▶ GOAL OF THE EXERCISE
Reply with one number only, the count of lines holding the string "Doğum".
------ EXERCISE DATA
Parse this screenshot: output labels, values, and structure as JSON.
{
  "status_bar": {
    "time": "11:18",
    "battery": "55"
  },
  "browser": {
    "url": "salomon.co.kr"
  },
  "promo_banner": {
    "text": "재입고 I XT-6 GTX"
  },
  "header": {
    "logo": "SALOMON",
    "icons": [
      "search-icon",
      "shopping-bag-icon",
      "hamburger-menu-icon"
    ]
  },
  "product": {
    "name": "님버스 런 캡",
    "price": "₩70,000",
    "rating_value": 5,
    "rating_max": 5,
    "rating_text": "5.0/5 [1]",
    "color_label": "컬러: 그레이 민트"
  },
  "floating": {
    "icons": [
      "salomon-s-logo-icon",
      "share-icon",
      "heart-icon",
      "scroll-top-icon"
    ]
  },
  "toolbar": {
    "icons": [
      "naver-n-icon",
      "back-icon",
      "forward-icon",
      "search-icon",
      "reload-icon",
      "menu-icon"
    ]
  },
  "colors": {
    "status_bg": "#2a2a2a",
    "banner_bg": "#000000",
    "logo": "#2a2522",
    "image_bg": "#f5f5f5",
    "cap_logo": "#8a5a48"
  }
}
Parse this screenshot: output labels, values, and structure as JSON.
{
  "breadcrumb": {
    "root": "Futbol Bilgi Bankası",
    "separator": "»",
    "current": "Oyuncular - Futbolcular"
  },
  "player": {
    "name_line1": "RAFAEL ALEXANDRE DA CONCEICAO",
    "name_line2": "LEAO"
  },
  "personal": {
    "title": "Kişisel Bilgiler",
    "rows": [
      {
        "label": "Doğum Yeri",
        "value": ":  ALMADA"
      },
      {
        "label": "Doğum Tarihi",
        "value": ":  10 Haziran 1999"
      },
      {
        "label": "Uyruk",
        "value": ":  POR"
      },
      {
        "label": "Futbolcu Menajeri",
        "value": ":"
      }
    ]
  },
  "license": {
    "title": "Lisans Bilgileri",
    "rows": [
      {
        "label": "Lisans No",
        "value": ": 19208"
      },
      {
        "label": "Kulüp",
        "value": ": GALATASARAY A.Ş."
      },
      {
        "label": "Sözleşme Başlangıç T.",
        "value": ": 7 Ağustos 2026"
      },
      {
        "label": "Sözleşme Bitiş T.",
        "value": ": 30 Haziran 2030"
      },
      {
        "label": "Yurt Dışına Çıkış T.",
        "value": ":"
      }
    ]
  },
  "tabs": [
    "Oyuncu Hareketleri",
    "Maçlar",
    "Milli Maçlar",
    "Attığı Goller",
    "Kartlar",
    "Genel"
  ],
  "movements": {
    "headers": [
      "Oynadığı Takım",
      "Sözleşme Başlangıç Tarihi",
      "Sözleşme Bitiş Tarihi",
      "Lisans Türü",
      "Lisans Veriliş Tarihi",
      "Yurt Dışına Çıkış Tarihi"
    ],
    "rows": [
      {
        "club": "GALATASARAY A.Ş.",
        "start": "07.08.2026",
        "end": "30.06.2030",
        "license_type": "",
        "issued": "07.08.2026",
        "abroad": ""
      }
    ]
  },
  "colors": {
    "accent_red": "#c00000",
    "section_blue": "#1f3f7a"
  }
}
------------
▶ RESPONSE TO THIS EXERCISE
2